Re: [PATCH RFC 1/4] fs/locks: Fix file lock cache accounting, again

Roman Gushchin <roman.gushchin@xxxxxxxxx> · Wed, 17 Jan 2024 13:50:22 -0800

On Wed, Jan 17, 2024 at 12:20:59PM -0800, Linus Torvalds wrote:
> On Wed, 17 Jan 2024 at 11:39, Josh Poimboeuf <jpoimboe@xxxxxxxxxx> wrote:
> >
> > That's a good point.  If the microbenchmark isn't likely to be even
> > remotely realistic, maybe we should just revert the revert until if/when
> > somebody shows a real world impact.
> >
> > Linus, any objections to that?
> 
> We use SLAB_ACCOUNT for much more common allocations like queued
> signals, so I would tend to agree with Jeff that it's probably just
> some not very interesting microbenchmark that shows any file locking
> effects from SLAB_ALLOC, not any real use.
> 
> That said, those benchmarks do matter. It's very easy to say "not
> relevant in the big picture" and then the end result is that
> everything is a bit of a pig.
> 
> And the regression was absolutely *ENORMOUS*. We're not talking "a few
> percent". We're talking a 33% regression that caused the revert:
> 
>    https://lore.kernel.org/lkml/20210907150757.GE17617@xsang-OptiPlex-9020/
> 
> I wish our SLAB_ACCOUNT wasn't such a pig. Rather than account every
> single allocation, it would be much nicer to account at a bigger
> granularity, possibly by having per-thread counters first before
> falling back to the obj_cgroup_charge. Whatever.
> 
> It's kind of stupid to have a benchmark that just allocates and
> deallocates a file lock in quick succession spend lots of time
> incrementing and decrementing cgroup charges for that repeated
> alloc/free.
> 
> However, that problem with SLAB_ACCOUNT is not the fault of file
> locking, but more of a slab issue.
> 
> End result: I think we should bring in Vlastimil and whoever else is
> doing SLAB_ACCOUNT things, and have them look at that side.
> 
> And then just enable SLAB_ACCOUNT for file locks. But very much look
> at silly costs in SLAB_ACCOUNT first, at least for trivial
> "alloc/free" patterns..
> 
> Vlastimil? Who would be the best person to look at that SLAB_ACCOUNT
> thing?

Probably me.

I recently did some work on improving the kmem accounting performance,
which is mentioned in this thread and shaves off about 30%:
https://lore.kernel.org/lkml/20231019225346.1822282-1-roman.gushchin@xxxxxxxxx/

Overall the SLAB_ACCOUNT overhead looks big on micro-benchmarks simple because
SLAB allocation path is really fast, so even touching a per-cpu variable adds
a noticeable overhead. There is nothing particularly slow on the kmem allocation
and release paths, but saving a memcg/objcg pointer, bumping the charge
and stats adds up, even though we have batching in place.

I believe the only real way to make it significantly faster is to cache
pre-charged slab objects, but it adds to the complexity and increases the memory
footprint. So far it was all about micro-benchmarks, I haven't seen any
complaints on the performance of real workloads.

Thanks!

Material
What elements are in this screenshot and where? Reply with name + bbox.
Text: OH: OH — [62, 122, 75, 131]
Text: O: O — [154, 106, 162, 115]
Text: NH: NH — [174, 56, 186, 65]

Exercise objective
Answer these questions from the file lock accounting message:
1. What size of regression caused the revert?
2. Which more common allocations are said to already use SLAB_ACCOUNT?
3. About how much overhead does the recent work on kmem accounting performance shave off?
The lines above have no connection to the message on file lock accounting.

Right answer
1. A 33% regression.
2. Queued signals.
3. About 30%.